▶ [Work to be completed]:
Lay out the data lines as a Markdown table with the columns "Row" and "Line", giving each line a row number and skipping any blank lines. Begin at the line that has "body2-line-2: ДАННОЙ СЕРИИ, НОМЕР", stop after the line that has "series-value: 1.431-13 bbox=[1267, 2071, 1400, 2099]", and include nothing else.

(Spatial layout entries)
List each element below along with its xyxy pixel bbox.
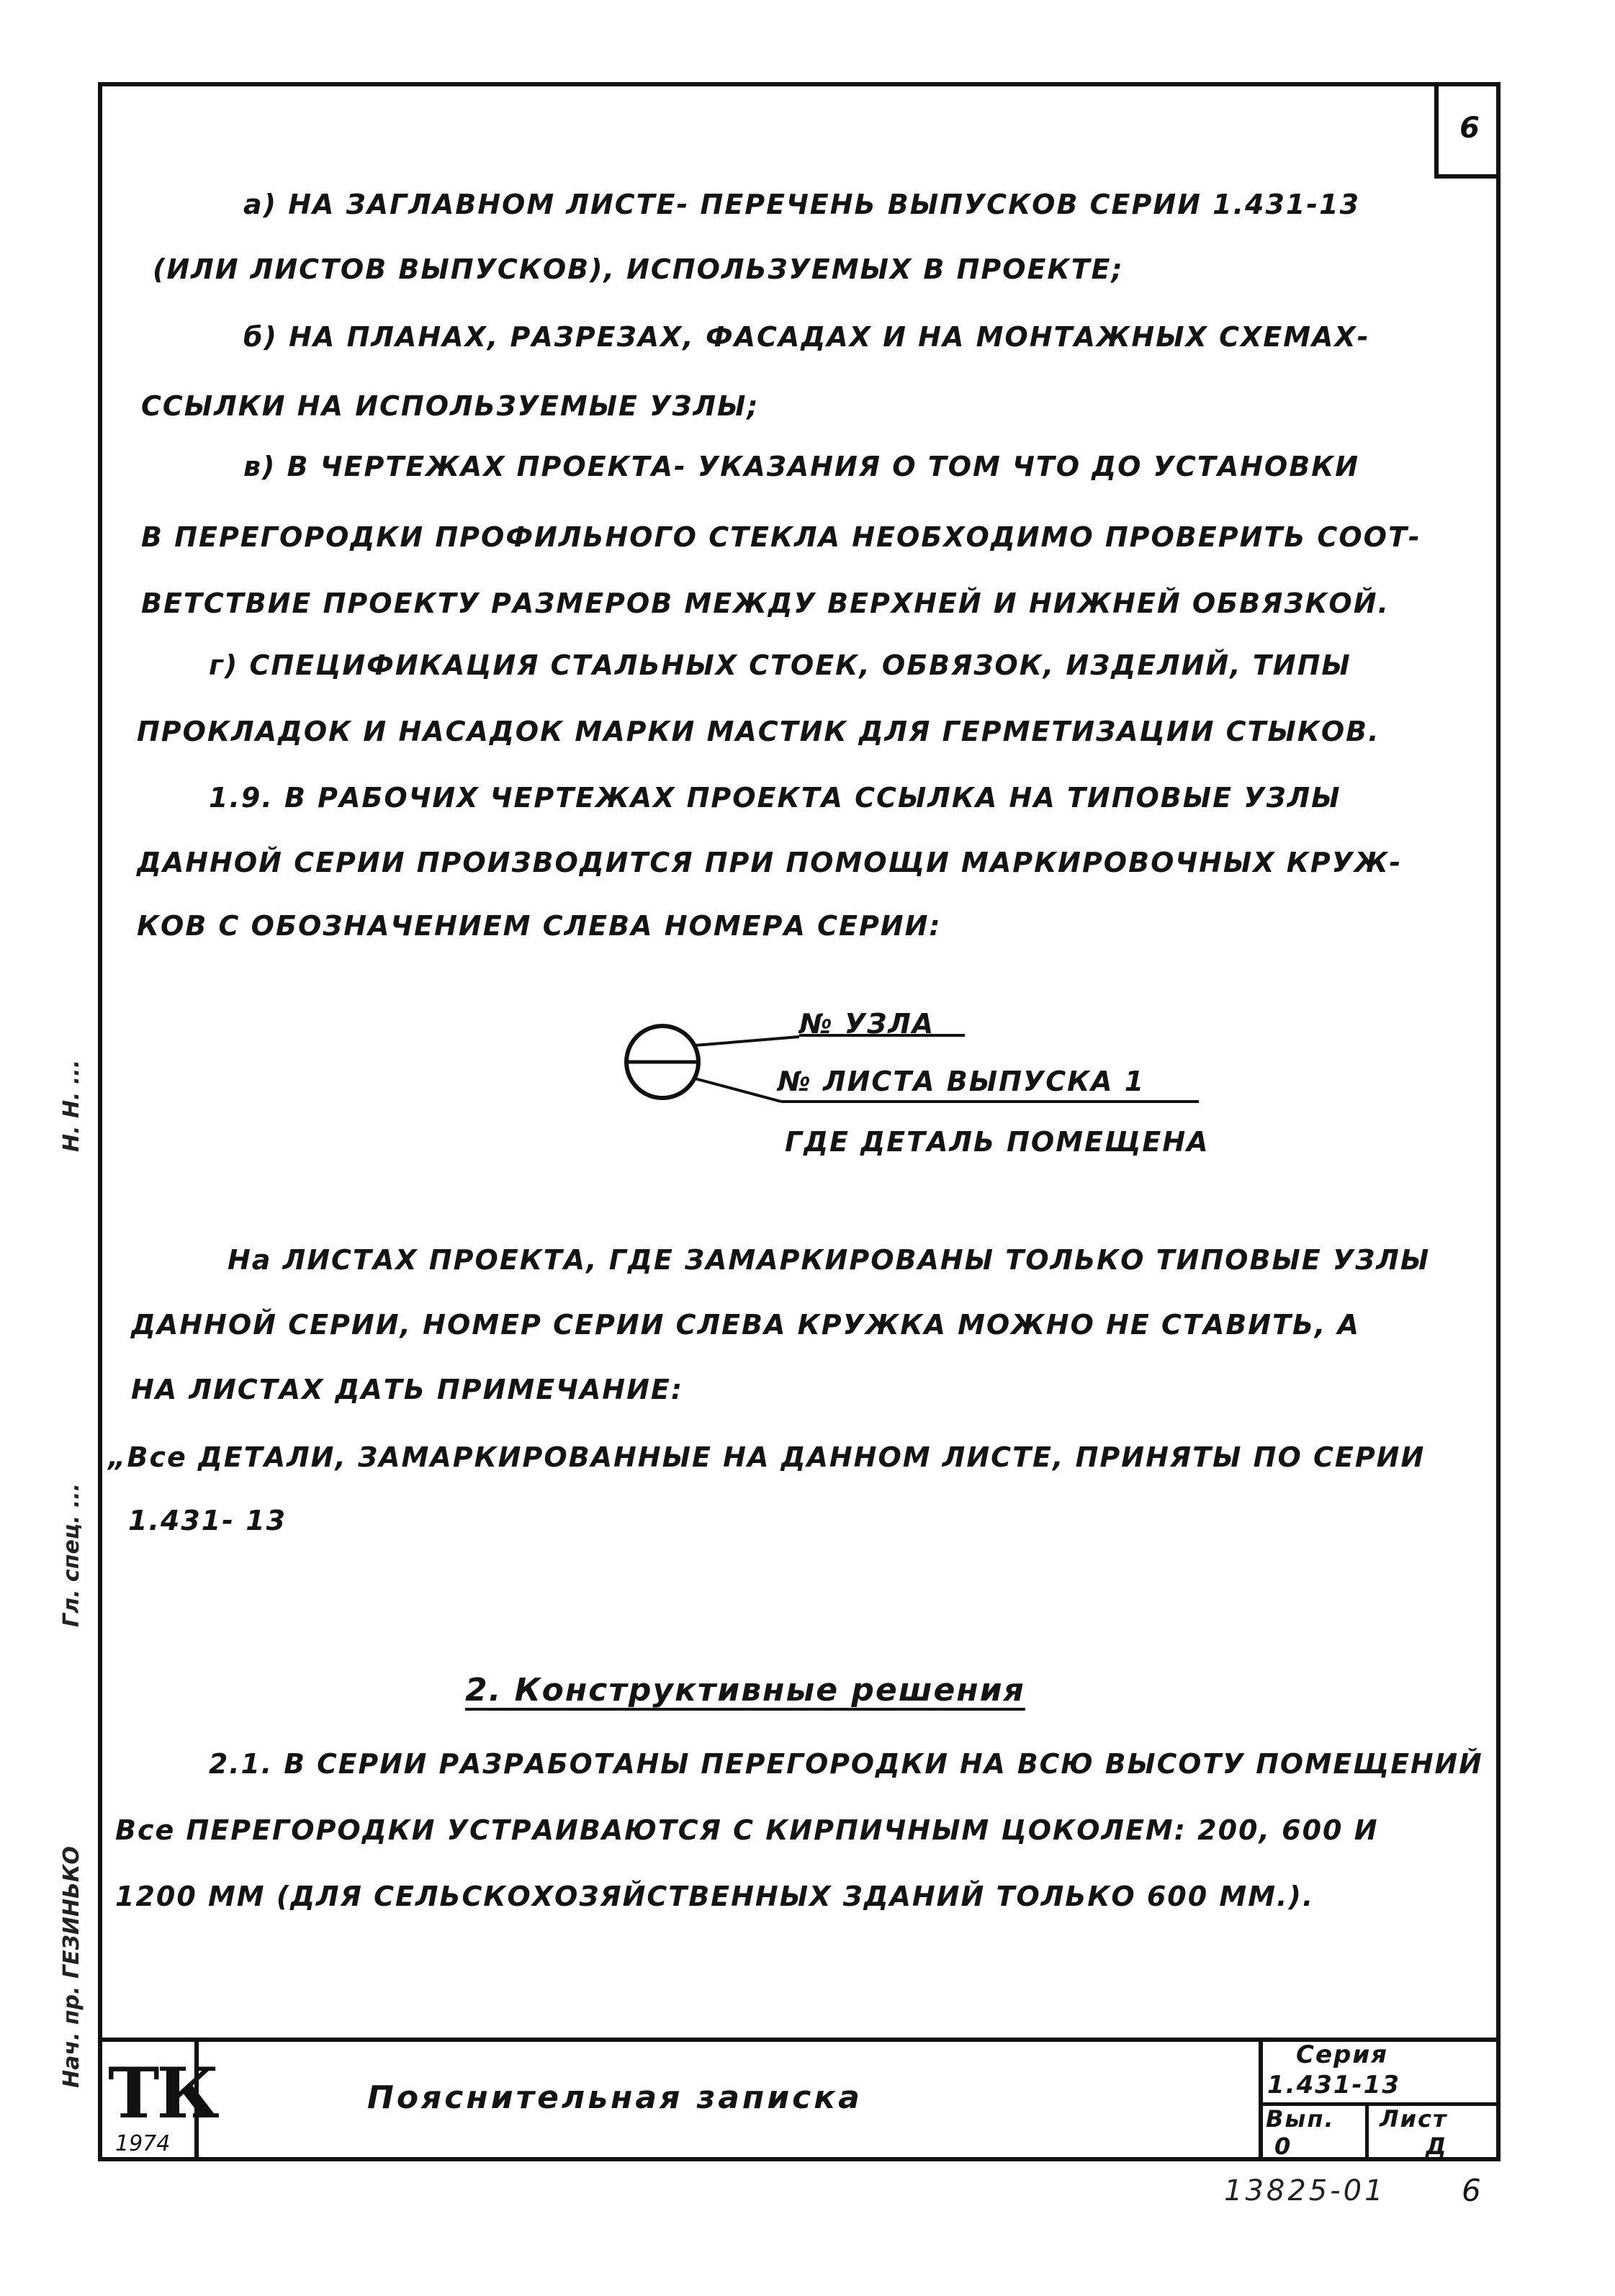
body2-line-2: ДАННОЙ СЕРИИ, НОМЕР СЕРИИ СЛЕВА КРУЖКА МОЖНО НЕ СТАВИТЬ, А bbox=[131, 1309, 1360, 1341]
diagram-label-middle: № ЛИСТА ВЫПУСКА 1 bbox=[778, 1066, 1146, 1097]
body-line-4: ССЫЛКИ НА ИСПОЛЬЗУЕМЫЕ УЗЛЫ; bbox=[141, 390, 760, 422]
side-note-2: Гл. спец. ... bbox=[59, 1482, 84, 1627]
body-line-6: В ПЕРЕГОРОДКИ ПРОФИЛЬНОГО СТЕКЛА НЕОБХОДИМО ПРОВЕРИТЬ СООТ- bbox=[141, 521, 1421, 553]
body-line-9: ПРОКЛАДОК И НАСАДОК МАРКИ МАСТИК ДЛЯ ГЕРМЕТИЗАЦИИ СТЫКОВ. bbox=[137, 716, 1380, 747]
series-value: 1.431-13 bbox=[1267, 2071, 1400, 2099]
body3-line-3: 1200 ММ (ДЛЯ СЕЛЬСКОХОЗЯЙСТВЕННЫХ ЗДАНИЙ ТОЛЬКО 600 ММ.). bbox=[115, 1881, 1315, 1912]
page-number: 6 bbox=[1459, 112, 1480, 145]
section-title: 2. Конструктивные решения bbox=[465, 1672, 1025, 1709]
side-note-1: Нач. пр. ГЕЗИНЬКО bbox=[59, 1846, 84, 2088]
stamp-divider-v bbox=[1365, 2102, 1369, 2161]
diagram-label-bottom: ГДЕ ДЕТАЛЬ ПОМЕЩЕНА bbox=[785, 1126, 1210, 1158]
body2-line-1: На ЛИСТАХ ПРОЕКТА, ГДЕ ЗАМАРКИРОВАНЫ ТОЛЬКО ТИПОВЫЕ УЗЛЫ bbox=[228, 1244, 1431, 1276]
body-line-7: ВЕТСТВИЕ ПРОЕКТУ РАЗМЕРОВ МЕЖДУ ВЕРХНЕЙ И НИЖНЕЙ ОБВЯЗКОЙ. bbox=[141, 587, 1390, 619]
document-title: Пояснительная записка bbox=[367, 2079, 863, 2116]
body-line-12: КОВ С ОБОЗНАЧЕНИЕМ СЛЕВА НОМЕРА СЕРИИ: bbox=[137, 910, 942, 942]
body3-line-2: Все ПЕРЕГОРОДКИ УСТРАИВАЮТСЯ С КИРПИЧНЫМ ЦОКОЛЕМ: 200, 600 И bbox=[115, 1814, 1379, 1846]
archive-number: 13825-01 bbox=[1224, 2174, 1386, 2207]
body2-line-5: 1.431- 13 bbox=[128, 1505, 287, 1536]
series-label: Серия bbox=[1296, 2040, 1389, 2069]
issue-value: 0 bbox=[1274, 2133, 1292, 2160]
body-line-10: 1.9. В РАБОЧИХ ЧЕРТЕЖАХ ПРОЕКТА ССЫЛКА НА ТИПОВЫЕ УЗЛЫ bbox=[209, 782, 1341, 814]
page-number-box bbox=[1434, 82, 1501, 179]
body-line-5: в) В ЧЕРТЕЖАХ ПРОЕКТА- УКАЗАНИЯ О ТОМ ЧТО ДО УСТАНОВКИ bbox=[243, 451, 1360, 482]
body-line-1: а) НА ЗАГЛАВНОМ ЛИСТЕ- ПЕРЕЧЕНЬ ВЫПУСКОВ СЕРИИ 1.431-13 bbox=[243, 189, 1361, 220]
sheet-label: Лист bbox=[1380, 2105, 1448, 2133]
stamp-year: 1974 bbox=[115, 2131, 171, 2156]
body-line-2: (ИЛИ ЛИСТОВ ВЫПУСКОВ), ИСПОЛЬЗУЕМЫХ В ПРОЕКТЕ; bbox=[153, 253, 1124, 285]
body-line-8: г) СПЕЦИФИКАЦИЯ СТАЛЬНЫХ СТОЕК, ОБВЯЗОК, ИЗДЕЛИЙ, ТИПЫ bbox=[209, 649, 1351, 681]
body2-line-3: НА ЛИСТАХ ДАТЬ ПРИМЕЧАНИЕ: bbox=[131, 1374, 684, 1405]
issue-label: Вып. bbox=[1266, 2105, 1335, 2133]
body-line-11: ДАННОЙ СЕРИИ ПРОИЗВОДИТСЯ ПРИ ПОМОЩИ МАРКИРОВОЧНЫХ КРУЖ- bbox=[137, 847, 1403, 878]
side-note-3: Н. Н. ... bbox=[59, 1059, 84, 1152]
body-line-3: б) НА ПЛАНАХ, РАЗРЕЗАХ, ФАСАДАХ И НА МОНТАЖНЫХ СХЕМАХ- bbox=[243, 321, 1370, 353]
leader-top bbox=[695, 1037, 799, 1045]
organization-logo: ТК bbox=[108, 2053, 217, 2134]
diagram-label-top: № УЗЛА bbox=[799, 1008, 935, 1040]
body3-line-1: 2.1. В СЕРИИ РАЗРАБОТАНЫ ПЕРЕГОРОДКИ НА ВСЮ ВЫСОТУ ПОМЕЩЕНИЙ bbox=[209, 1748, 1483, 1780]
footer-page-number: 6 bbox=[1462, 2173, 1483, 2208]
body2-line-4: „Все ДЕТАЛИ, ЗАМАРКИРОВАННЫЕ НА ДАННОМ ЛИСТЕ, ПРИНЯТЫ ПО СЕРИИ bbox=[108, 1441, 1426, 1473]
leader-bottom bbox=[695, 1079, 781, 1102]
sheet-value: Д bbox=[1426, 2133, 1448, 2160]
---
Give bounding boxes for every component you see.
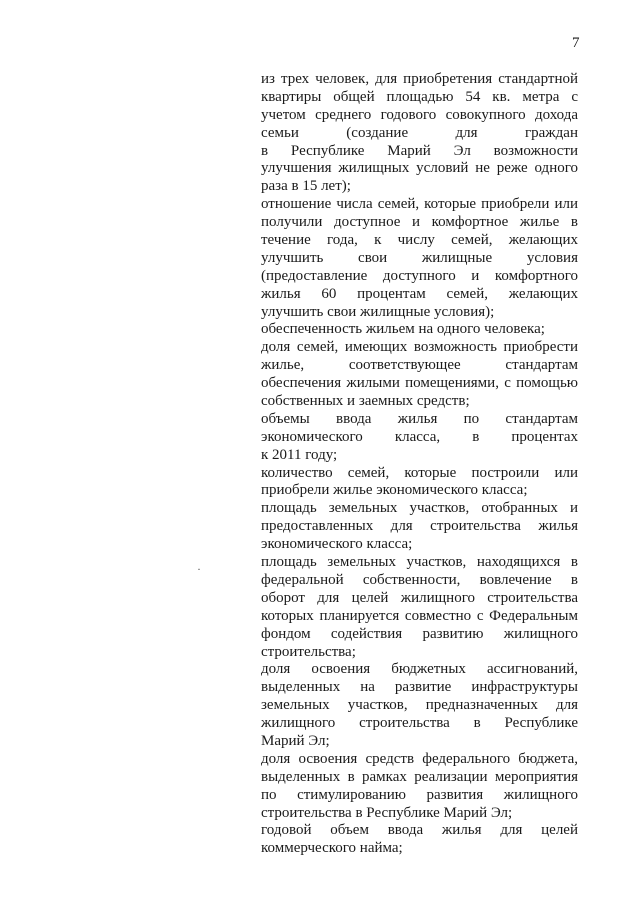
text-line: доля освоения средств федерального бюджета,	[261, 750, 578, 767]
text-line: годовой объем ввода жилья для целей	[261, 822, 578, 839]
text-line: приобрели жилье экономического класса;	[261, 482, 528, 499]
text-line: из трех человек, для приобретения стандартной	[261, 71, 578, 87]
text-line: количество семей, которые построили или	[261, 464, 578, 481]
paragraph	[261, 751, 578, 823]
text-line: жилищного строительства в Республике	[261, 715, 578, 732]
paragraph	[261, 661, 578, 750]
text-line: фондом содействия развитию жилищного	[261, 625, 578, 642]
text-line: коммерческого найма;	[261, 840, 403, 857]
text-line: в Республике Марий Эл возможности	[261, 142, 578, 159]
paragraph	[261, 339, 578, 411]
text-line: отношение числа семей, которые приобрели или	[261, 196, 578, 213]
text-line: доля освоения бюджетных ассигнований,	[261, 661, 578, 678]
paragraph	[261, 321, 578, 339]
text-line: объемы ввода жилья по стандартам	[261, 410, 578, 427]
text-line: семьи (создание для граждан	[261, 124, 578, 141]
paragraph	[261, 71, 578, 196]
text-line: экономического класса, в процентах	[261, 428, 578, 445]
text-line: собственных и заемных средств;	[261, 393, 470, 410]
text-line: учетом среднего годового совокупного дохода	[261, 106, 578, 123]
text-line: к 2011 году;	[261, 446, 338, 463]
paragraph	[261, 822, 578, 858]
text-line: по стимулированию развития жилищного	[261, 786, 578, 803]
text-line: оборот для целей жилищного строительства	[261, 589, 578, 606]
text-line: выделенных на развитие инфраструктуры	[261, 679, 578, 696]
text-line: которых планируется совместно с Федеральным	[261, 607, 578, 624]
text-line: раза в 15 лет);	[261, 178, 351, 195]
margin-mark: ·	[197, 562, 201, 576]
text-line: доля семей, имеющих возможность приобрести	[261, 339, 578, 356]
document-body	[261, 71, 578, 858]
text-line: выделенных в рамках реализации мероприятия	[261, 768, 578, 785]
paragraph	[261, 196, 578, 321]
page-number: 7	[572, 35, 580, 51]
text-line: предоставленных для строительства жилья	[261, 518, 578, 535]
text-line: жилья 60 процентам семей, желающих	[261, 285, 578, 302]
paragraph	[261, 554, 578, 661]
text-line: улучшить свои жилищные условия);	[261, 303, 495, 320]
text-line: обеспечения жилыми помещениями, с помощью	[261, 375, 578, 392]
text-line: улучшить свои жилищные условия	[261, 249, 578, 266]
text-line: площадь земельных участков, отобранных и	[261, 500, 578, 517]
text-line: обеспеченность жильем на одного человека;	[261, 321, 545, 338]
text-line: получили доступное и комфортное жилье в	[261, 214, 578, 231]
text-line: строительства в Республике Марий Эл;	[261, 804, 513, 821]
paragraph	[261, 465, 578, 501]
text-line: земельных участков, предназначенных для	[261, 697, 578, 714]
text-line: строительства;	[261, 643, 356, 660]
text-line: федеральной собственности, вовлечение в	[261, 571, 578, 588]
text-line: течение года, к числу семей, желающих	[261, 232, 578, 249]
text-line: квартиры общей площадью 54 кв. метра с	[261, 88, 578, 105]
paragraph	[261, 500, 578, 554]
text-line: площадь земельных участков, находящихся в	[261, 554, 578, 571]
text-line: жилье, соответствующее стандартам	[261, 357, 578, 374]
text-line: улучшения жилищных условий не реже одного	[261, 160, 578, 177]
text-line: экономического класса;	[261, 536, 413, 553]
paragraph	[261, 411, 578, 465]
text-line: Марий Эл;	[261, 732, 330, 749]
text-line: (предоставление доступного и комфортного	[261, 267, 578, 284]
---
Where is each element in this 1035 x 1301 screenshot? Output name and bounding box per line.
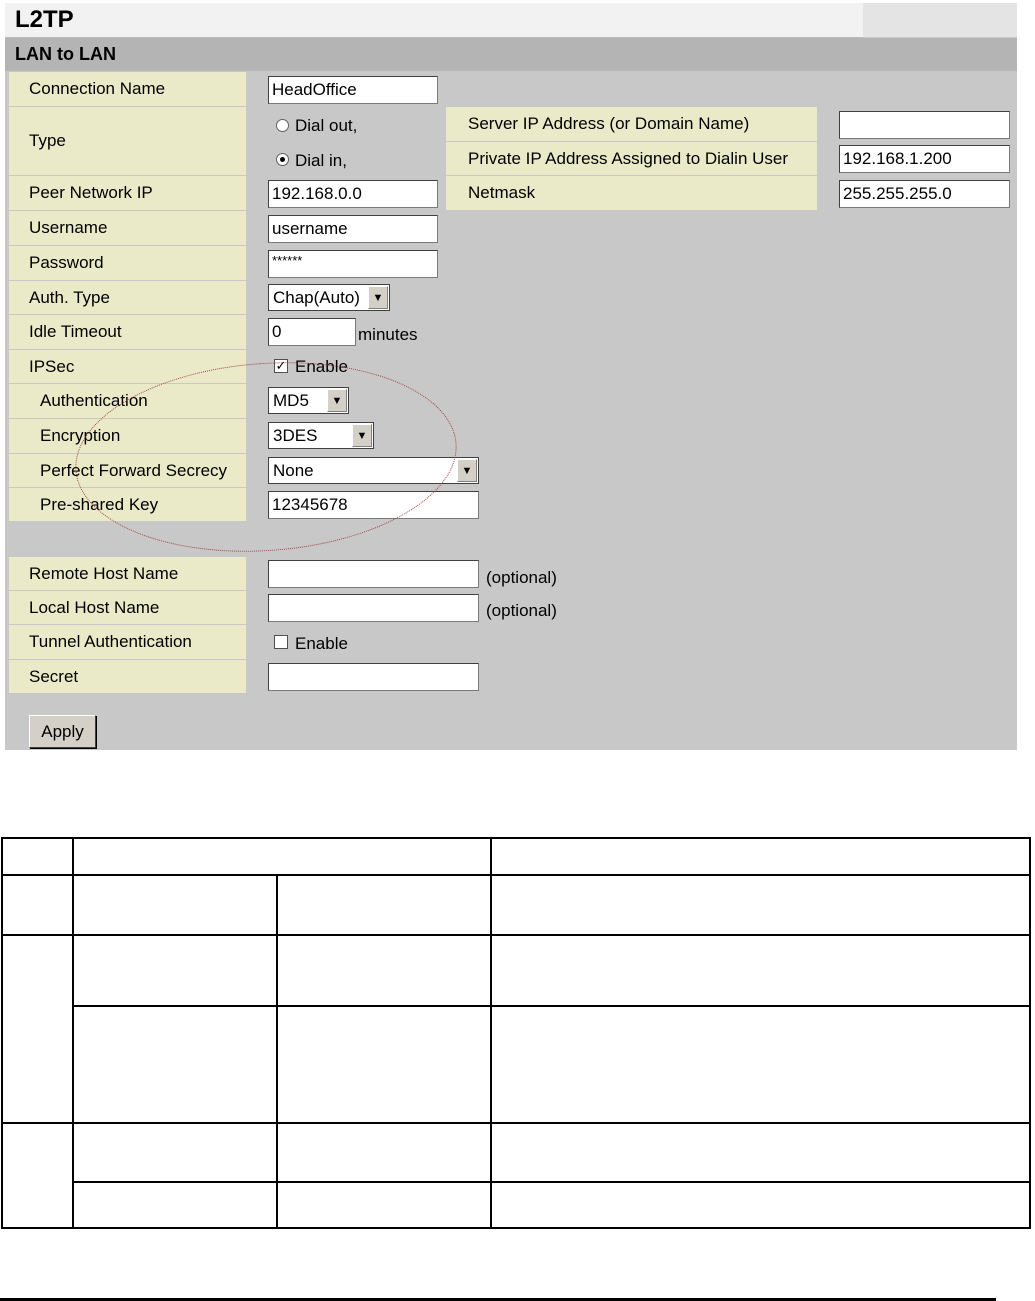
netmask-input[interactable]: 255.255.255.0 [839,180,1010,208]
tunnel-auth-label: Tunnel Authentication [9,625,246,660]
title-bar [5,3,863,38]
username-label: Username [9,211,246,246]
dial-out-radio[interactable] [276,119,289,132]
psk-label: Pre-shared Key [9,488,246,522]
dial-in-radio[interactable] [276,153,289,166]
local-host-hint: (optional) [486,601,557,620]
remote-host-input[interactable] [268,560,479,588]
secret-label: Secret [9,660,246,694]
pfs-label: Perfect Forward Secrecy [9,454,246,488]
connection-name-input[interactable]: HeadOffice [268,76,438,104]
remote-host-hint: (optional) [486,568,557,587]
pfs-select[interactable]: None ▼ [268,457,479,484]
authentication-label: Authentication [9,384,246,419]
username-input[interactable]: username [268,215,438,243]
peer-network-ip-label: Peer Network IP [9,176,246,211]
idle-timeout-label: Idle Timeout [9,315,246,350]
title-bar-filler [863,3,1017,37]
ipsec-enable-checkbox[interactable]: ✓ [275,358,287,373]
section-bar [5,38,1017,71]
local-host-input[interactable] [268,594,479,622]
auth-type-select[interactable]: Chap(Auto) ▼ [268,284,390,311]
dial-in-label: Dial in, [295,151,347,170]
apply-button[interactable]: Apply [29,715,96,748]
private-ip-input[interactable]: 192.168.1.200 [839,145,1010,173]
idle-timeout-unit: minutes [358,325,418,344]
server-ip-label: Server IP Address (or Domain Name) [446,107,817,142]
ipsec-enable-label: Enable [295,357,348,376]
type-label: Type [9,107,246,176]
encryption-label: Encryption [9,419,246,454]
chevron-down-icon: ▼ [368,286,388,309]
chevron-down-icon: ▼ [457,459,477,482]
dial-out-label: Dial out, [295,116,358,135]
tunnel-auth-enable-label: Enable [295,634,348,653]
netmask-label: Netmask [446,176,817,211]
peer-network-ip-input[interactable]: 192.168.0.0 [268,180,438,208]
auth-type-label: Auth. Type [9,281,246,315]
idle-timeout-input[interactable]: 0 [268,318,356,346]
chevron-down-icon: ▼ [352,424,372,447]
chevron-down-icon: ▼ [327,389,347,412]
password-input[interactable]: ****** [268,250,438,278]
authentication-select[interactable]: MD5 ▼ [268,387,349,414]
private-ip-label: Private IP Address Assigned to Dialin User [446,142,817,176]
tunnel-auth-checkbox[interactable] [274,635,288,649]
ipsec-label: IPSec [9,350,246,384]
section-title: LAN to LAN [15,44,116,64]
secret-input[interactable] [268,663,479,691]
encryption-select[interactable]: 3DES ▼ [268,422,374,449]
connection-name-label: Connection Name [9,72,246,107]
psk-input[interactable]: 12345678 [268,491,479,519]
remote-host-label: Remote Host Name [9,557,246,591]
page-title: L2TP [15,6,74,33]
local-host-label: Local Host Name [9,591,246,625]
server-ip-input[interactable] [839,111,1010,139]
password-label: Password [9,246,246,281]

▶ [Task result]:
| Row | Line |
|---|---|
| 1 | body2-line-2: ДАННОЙ СЕРИИ, НОМЕР СЕРИИ СЛЕВА КРУЖКА МОЖНО НЕ СТАВИТЬ, А bbox=[131, 1309, 1360, 1341] |
| 2 | diagram-label-middle: № ЛИСТА ВЫПУСКА 1 bbox=[778, 1066, 1146, 1097] |
| 3 | body-line-4: ССЫЛКИ НА ИСПОЛЬЗУЕМЫЕ УЗЛЫ; bbox=[141, 390, 760, 422] |
| 4 | side-note-2: Гл. спец. ... bbox=[59, 1482, 84, 1627] |
| 5 | body-line-6: В ПЕРЕГОРОДКИ ПРОФИЛЬНОГО СТЕКЛА НЕОБХОДИМО ПРОВЕРИТЬ СООТ- bbox=[141, 521, 1421, 553] |
| 6 | body-line-9: ПРОКЛАДОК И НАСАДОК МАРКИ МАСТИК ДЛЯ ГЕРМЕТИЗАЦИИ СТЫКОВ. bbox=[137, 716, 1380, 747] |
| 7 | series-value: 1.431-13 bbox=[1267, 2071, 1400, 2099] |